Determine the number of lines in the data that include the word "resulting", and write only that number.

>>>>>

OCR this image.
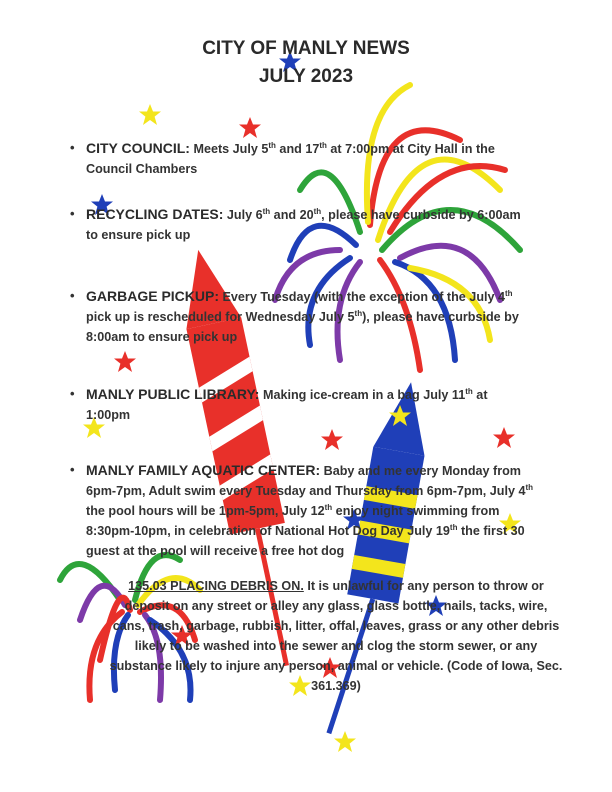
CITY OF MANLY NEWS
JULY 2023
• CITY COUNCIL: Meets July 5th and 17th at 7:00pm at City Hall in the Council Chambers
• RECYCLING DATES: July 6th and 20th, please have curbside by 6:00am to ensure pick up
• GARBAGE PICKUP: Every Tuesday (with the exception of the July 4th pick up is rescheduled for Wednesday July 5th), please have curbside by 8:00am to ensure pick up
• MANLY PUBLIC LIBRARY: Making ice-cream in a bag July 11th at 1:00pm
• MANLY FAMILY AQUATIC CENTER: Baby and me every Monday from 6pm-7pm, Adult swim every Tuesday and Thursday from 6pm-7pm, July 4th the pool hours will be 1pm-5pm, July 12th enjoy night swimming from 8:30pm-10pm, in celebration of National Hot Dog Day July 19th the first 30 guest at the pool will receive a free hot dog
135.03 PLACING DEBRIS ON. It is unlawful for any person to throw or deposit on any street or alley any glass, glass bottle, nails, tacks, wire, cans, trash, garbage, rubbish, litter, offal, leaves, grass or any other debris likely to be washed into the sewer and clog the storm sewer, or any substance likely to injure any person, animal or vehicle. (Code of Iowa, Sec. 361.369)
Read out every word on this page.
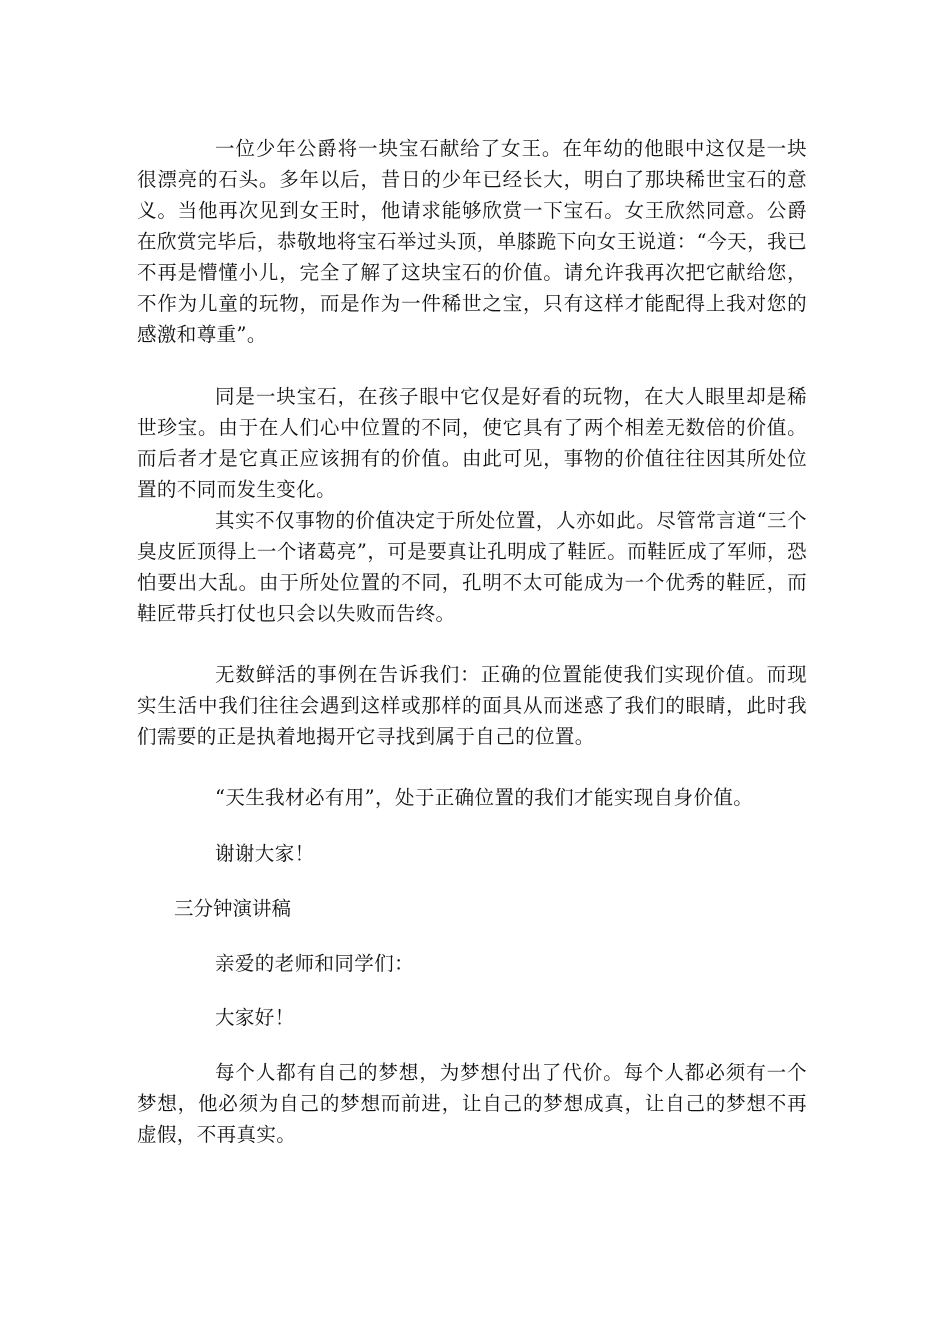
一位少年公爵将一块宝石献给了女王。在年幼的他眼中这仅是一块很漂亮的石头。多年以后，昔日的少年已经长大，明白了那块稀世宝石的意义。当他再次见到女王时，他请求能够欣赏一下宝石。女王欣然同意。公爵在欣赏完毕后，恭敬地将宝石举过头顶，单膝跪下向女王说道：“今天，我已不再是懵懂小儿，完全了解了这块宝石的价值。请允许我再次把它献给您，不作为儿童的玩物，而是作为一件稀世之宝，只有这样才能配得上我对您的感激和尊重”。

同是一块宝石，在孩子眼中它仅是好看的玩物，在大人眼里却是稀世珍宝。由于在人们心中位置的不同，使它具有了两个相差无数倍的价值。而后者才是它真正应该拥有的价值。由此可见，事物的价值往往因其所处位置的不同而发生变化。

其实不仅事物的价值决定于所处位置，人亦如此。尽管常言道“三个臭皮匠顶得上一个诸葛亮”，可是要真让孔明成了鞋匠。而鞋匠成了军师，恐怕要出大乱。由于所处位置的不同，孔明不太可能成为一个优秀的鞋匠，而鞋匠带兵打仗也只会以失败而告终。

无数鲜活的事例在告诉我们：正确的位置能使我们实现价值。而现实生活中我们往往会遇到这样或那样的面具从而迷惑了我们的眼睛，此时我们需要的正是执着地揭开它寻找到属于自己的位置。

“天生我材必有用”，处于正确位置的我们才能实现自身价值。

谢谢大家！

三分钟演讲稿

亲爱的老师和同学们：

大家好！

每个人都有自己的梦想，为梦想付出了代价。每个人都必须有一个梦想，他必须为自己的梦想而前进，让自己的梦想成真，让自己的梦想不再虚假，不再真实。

<<<<<
>>>>>

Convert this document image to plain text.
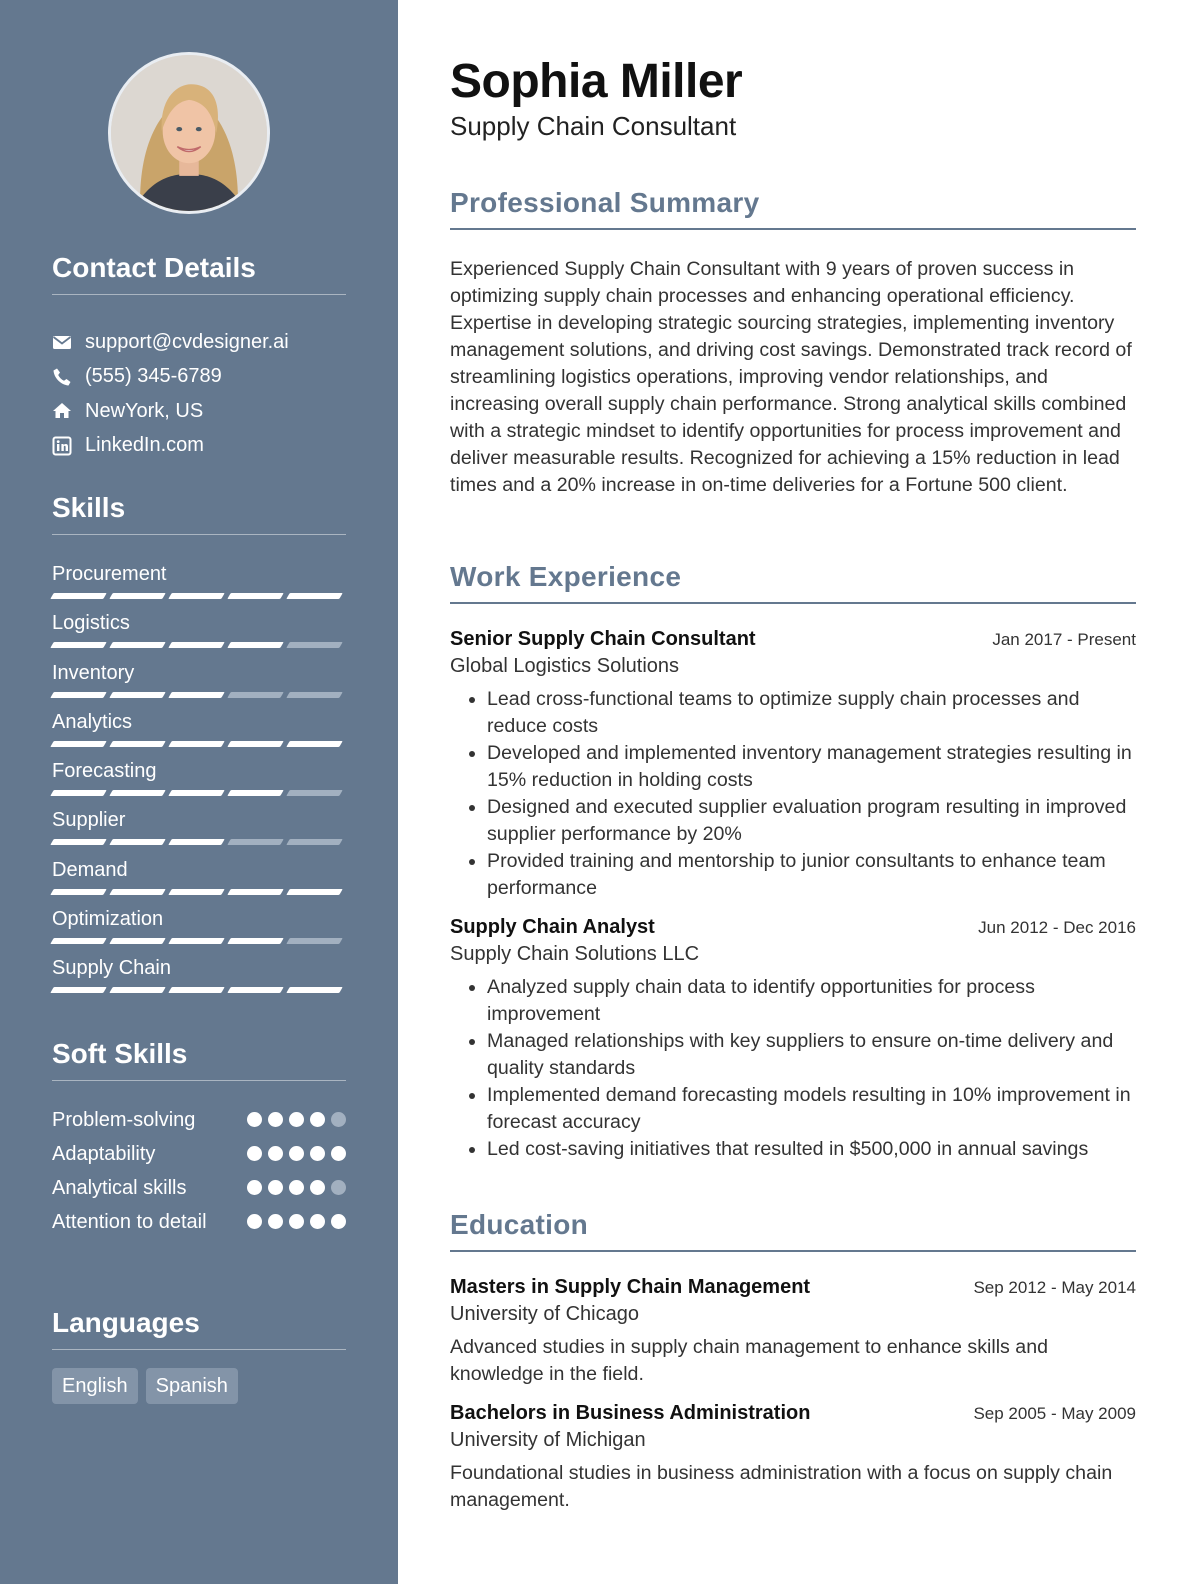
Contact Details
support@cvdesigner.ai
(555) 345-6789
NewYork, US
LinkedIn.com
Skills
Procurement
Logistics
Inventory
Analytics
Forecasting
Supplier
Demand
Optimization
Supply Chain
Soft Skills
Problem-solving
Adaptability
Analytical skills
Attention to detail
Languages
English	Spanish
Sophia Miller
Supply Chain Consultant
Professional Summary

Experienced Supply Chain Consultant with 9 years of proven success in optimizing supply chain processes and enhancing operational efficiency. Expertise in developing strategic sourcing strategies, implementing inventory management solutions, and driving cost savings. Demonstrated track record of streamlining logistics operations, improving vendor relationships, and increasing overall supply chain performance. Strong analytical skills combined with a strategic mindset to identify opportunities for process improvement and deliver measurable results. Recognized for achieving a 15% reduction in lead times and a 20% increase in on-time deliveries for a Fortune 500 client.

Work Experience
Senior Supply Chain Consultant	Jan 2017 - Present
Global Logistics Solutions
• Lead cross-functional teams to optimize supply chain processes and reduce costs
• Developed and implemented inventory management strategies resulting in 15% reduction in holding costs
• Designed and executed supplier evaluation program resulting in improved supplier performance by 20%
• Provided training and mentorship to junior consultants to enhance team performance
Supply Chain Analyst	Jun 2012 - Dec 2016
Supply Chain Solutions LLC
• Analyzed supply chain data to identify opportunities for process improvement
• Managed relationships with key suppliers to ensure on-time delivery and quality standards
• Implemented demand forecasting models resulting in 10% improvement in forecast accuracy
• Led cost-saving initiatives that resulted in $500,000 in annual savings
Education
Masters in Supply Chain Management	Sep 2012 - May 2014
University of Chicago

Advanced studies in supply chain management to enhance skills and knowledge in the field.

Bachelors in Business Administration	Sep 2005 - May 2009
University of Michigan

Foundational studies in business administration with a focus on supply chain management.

<<<<<

Final answer: 3